Aim of the task
Reproduce the records that follow in full, excluding any picture they contain.

(Dataset excerpts)
[Begin]
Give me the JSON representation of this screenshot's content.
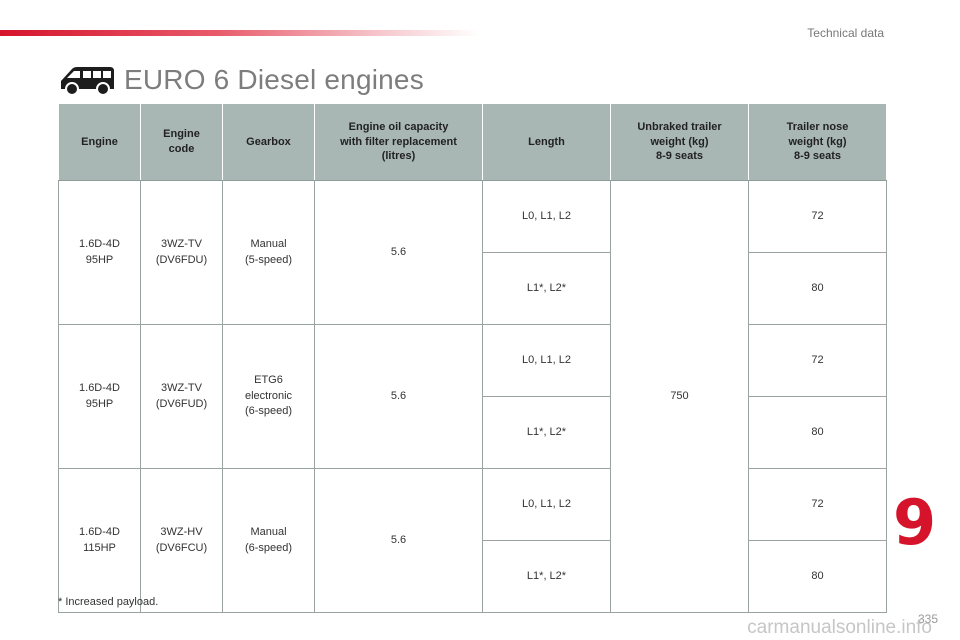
{
  "header": {
    "section_label": "Technical data"
  },
  "title": {
    "icon": "van-icon",
    "text": "EURO 6 Diesel engines"
  },
  "table": {
    "headers": [
      "Engine",
      "Engine\ncode",
      "Gearbox",
      "Engine oil capacity\nwith filter replacement\n(litres)",
      "Length",
      "Unbraked trailer\nweight (kg)\n8-9 seats",
      "Trailer nose\nweight (kg)\n8-9 seats"
    ],
    "engines": [
      {
        "engine": "1.6D-4D\n95HP",
        "code": "3WZ-TV\n(DV6FDU)",
        "gearbox": "Manual\n(5-speed)",
        "oil": "5.6",
        "lengths": [
          {
            "length": "L0, L1, L2",
            "nose": "72"
          },
          {
            "length": "L1*, L2*",
            "nose": "80"
          }
        ]
      },
      {
        "engine": "1.6D-4D\n95HP",
        "code": "3WZ-TV\n(DV6FUD)",
        "gearbox": "ETG6\nelectronic\n(6-speed)",
        "oil": "5.6",
        "lengths": [
          {
            "length": "L0, L1, L2",
            "nose": "72"
          },
          {
            "length": "L1*, L2*",
            "nose": "80"
          }
        ]
      },
      {
        "engine": "1.6D-4D\n115HP",
        "code": "3WZ-HV\n(DV6FCU)",
        "gearbox": "Manual\n(6-speed)",
        "oil": "5.6",
        "lengths": [
          {
            "length": "L0, L1, L2",
            "nose": "72"
          },
          {
            "length": "L1*, L2*",
            "nose": "80"
          }
        ]
      }
    ],
    "unbraked_trailer_weight": "750"
  },
  "footnote": "* Increased payload.",
  "chapter_number": "9",
  "page_number": "335",
  "watermark": "carmanualsonline.info",
  "colors": {
    "accent": "#d5142b",
    "header_bg": "#a9b7b4"
  }
}
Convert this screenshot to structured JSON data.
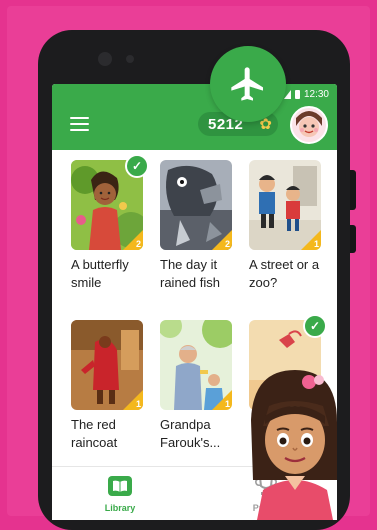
{
  "status_bar": {
    "time": "12:30"
  },
  "header": {
    "coins": "5212",
    "menu_icon": "hamburger-menu-icon",
    "coin_icon": "star-coin-icon"
  },
  "books": [
    {
      "title": "A butterfly smile",
      "level": "2",
      "completed": true,
      "cover_color": "#8fbf45"
    },
    {
      "title": "The day it rained fish",
      "level": "2",
      "completed": false,
      "cover_color": "#7b8390"
    },
    {
      "title": "A street or a zoo?",
      "level": "1",
      "completed": false,
      "cover_color": "#f2efe4"
    },
    {
      "title": "The red raincoat",
      "level": "1",
      "completed": false,
      "cover_color": "#a46b39"
    },
    {
      "title": "Grandpa Farouk's...",
      "level": "1",
      "completed": false,
      "cover_color": "#d9ecc4"
    },
    {
      "title": "",
      "level": "",
      "completed": true,
      "cover_color": "#f1d7a7"
    }
  ],
  "nav": {
    "library_label": "Library",
    "prizes_label": "Prizes",
    "active_color": "#3aaa4a",
    "inactive_color": "#9e9e9e"
  },
  "colors": {
    "accent": "#3aaa4a",
    "background": "#e5338f",
    "level_badge": "#f4b81d"
  }
}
[End]
The completed task
Give me the JSON representation of this screenshot's content.
{
  "header": {
    "section_label": "Technical data"
  },
  "title": {
    "icon": "van-icon",
    "text": "EURO 6 Diesel engines"
  },
  "table": {
    "headers": [
      "Engine",
      "Engine\ncode",
      "Gearbox",
      "Engine oil capacity\nwith filter replacement\n(litres)",
      "Length",
      "Unbraked trailer\nweight (kg)\n8-9 seats",
      "Trailer nose\nweight (kg)\n8-9 seats"
    ],
    "engines": [
      {
        "engine": "1.6D-4D\n95HP",
        "code": "3WZ-TV\n(DV6FDU)",
        "gearbox": "Manual\n(5-speed)",
        "oil": "5.6",
        "lengths": [
          {
            "length": "L0, L1, L2",
            "nose": "72"
          },
          {
            "length": "L1*, L2*",
            "nose": "80"
          }
        ]
      },
      {
        "engine": "1.6D-4D\n95HP",
        "code": "3WZ-TV\n(DV6FUD)",
        "gearbox": "ETG6\nelectronic\n(6-speed)",
        "oil": "5.6",
        "lengths": [
          {
            "length": "L0, L1, L2",
            "nose": "72"
          },
          {
            "length": "L1*, L2*",
            "nose": "80"
          }
        ]
      },
      {
        "engine": "1.6D-4D\n115HP",
        "code": "3WZ-HV\n(DV6FCU)",
        "gearbox": "Manual\n(6-speed)",
        "oil": "5.6",
        "lengths": [
          {
            "length": "L0, L1, L2",
            "nose": "72"
          },
          {
            "length": "L1*, L2*",
            "nose": "80"
          }
        ]
      }
    ],
    "unbraked_trailer_weight": "750"
  },
  "footnote": "* Increased payload.",
  "chapter_number": "9",
  "page_number": "335",
  "watermark": "carmanualsonline.info",
  "colors": {
    "accent": "#d5142b",
    "header_bg": "#a9b7b4"
  }
}
Convert this screenshot to structured JSON data.
{
  "status_bar": {
    "time": "12:30"
  },
  "header": {
    "coins": "5212",
    "menu_icon": "hamburger-menu-icon",
    "coin_icon": "star-coin-icon"
  },
  "books": [
    {
      "title": "A butterfly smile",
      "level": "2",
      "completed": true,
      "cover_color": "#8fbf45"
    },
    {
      "title": "The day it rained fish",
      "level": "2",
      "completed": false,
      "cover_color": "#7b8390"
    },
    {
      "title": "A street or a zoo?",
      "level": "1",
      "completed": false,
      "cover_color": "#f2efe4"
    },
    {
      "title": "The red raincoat",
      "level": "1",
      "completed": false,
      "cover_color": "#a46b39"
    },
    {
      "title": "Grandpa Farouk's...",
      "level": "1",
      "completed": false,
      "cover_color": "#d9ecc4"
    },
    {
      "title": "",
      "level": "",
      "completed": true,
      "cover_color": "#f1d7a7"
    }
  ],
  "nav": {
    "library_label": "Library",
    "prizes_label": "Prizes",
    "active_color": "#3aaa4a",
    "inactive_color": "#9e9e9e"
  },
  "colors": {
    "accent": "#3aaa4a",
    "background": "#e5338f",
    "level_badge": "#f4b81d"
  }
}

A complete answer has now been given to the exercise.